* **WRITTEN EXERCISE**:
Write out each entry again. Keep every word exactly as it is.

(Dataset items)
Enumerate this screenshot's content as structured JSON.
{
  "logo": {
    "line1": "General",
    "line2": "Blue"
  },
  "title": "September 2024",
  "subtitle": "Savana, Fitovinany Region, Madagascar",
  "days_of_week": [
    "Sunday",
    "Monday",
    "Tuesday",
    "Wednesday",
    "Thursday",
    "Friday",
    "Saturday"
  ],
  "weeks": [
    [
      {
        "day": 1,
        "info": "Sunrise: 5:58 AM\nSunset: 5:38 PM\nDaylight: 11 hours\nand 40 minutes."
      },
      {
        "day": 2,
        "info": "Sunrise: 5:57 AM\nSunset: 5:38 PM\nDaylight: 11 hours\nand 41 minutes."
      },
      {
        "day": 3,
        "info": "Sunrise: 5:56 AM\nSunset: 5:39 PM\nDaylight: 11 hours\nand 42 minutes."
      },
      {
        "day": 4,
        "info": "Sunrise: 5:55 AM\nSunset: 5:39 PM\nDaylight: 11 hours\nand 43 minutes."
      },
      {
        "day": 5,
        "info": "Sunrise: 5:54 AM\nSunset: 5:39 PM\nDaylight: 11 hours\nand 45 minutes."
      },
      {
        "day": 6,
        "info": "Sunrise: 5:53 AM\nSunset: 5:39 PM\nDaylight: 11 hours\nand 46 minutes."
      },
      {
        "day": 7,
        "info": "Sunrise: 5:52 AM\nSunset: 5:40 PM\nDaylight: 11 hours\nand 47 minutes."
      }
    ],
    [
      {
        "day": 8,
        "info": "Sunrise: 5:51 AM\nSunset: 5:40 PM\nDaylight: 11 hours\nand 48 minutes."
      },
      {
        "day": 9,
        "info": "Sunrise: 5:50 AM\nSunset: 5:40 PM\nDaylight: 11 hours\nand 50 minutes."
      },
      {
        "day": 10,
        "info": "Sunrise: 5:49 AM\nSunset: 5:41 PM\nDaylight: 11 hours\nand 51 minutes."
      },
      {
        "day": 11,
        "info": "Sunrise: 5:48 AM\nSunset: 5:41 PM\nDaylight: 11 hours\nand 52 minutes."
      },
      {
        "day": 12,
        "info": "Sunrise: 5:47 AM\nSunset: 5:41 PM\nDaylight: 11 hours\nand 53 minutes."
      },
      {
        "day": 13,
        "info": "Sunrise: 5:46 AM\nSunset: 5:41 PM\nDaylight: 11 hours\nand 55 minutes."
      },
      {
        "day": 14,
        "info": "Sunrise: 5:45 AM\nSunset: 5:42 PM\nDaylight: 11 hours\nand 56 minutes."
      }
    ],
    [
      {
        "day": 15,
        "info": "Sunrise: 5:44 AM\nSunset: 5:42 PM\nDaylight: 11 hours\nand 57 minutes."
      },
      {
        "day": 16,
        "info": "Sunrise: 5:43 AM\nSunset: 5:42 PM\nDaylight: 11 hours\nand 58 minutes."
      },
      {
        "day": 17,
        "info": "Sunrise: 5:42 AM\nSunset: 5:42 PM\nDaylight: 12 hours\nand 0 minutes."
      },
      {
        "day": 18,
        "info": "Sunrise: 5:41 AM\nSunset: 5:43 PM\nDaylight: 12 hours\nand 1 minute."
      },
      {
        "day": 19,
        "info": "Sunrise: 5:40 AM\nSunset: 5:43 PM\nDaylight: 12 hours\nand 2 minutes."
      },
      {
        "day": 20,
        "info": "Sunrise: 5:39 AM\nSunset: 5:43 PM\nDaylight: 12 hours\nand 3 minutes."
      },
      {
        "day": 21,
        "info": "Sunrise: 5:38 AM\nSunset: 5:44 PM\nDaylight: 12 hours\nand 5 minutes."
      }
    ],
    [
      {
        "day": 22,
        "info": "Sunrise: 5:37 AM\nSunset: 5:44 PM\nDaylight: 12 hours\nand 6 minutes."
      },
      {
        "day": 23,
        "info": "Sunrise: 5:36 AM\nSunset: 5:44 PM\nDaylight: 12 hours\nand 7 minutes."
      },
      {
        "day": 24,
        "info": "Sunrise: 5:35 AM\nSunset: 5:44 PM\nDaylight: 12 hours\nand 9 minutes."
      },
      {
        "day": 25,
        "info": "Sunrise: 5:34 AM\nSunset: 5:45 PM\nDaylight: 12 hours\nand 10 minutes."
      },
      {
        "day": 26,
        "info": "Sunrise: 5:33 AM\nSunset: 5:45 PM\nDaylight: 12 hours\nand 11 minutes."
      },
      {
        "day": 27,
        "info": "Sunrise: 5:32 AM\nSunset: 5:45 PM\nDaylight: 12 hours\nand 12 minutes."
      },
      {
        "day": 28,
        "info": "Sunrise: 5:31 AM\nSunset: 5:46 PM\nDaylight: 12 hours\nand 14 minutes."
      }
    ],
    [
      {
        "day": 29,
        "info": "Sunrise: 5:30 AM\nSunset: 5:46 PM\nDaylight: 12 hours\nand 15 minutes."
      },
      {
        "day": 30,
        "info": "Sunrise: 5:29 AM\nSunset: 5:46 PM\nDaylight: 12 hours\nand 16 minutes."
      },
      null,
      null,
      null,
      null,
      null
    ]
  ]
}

* **CORRECT RESPONSE**:
Enumerate this screenshot's content as structured JSON.
{
  "logo": {
    "line1": "General",
    "line2": "Blue"
  },
  "title": "September 2024",
  "subtitle": "Savana, Fitovinany Region, Madagascar",
  "days_of_week": [
    "Sunday",
    "Monday",
    "Tuesday",
    "Wednesday",
    "Thursday",
    "Friday",
    "Saturday"
  ],
  "weeks": [
    [
      {
        "day": 1,
        "info": "Sunrise: 5:58 AM\nSunset: 5:38 PM\nDaylight: 11 hours\nand 40 minutes."
      },
      {
        "day": 2,
        "info": "Sunrise: 5:57 AM\nSunset: 5:38 PM\nDaylight: 11 hours\nand 41 minutes."
      },
      {
        "day": 3,
        "info": "Sunrise: 5:56 AM\nSunset: 5:39 PM\nDaylight: 11 hours\nand 42 minutes."
      },
      {
        "day": 4,
        "info": "Sunrise: 5:55 AM\nSunset: 5:39 PM\nDaylight: 11 hours\nand 43 minutes."
      },
      {
        "day": 5,
        "info": "Sunrise: 5:54 AM\nSunset: 5:39 PM\nDaylight: 11 hours\nand 45 minutes."
      },
      {
        "day": 6,
        "info": "Sunrise: 5:53 AM\nSunset: 5:39 PM\nDaylight: 11 hours\nand 46 minutes."
      },
      {
        "day": 7,
        "info": "Sunrise: 5:52 AM\nSunset: 5:40 PM\nDaylight: 11 hours\nand 47 minutes."
      }
    ],
    [
      {
        "day": 8,
        "info": "Sunrise: 5:51 AM\nSunset: 5:40 PM\nDaylight: 11 hours\nand 48 minutes."
      },
      {
        "day": 9,
        "info": "Sunrise: 5:50 AM\nSunset: 5:40 PM\nDaylight: 11 hours\nand 50 minutes."
      },
      {
        "day": 10,
        "info": "Sunrise: 5:49 AM\nSunset: 5:41 PM\nDaylight: 11 hours\nand 51 minutes."
      },
      {
        "day": 11,
        "info": "Sunrise: 5:48 AM\nSunset: 5:41 PM\nDaylight: 11 hours\nand 52 minutes."
      },
      {
        "day": 12,
        "info": "Sunrise: 5:47 AM\nSunset: 5:41 PM\nDaylight: 11 hours\nand 53 minutes."
      },
      {
        "day": 13,
        "info": "Sunrise: 5:46 AM\nSunset: 5:41 PM\nDaylight: 11 hours\nand 55 minutes."
      },
      {
        "day": 14,
        "info": "Sunrise: 5:45 AM\nSunset: 5:42 PM\nDaylight: 11 hours\nand 56 minutes."
      }
    ],
    [
      {
        "day": 15,
        "info": "Sunrise: 5:44 AM\nSunset: 5:42 PM\nDaylight: 11 hours\nand 57 minutes."
      },
      {
        "day": 16,
        "info": "Sunrise: 5:43 AM\nSunset: 5:42 PM\nDaylight: 11 hours\nand 58 minutes."
      },
      {
        "day": 17,
        "info": "Sunrise: 5:42 AM\nSunset: 5:42 PM\nDaylight: 12 hours\nand 0 minutes."
      },
      {
        "day": 18,
        "info": "Sunrise: 5:41 AM\nSunset: 5:43 PM\nDaylight: 12 hours\nand 1 minute."
      },
      {
        "day": 19,
        "info": "Sunrise: 5:40 AM\nSunset: 5:43 PM\nDaylight: 12 hours\nand 2 minutes."
      },
      {
        "day": 20,
        "info": "Sunrise: 5:39 AM\nSunset: 5:43 PM\nDaylight: 12 hours\nand 3 minutes."
      },
      {
        "day": 21,
        "info": "Sunrise: 5:38 AM\nSunset: 5:44 PM\nDaylight: 12 hours\nand 5 minutes."
      }
    ],
    [
      {
        "day": 22,
        "info": "Sunrise: 5:37 AM\nSunset: 5:44 PM\nDaylight: 12 hours\nand 6 minutes."
      },
      {
        "day": 23,
        "info": "Sunrise: 5:36 AM\nSunset: 5:44 PM\nDaylight: 12 hours\nand 7 minutes."
      },
      {
        "day": 24,
        "info": "Sunrise: 5:35 AM\nSunset: 5:44 PM\nDaylight: 12 hours\nand 9 minutes."
      },
      {
        "day": 25,
        "info": "Sunrise: 5:34 AM\nSunset: 5:45 PM\nDaylight: 12 hours\nand 10 minutes."
      },
      {
        "day": 26,
        "info": "Sunrise: 5:33 AM\nSunset: 5:45 PM\nDaylight: 12 hours\nand 11 minutes."
      },
      {
        "day": 27,
        "info": "Sunrise: 5:32 AM\nSunset: 5:45 PM\nDaylight: 12 hours\nand 12 minutes."
      },
      {
        "day": 28,
        "info": "Sunrise: 5:31 AM\nSunset: 5:46 PM\nDaylight: 12 hours\nand 14 minutes."
      }
    ],
    [
      {
        "day": 29,
        "info": "Sunrise: 5:30 AM\nSunset: 5:46 PM\nDaylight: 12 hours\nand 15 minutes."
      },
      {
        "day": 30,
        "info": "Sunrise: 5:29 AM\nSunset: 5:46 PM\nDaylight: 12 hours\nand 16 minutes."
      },
      null,
      null,
      null,
      null,
      null
    ]
  ]
}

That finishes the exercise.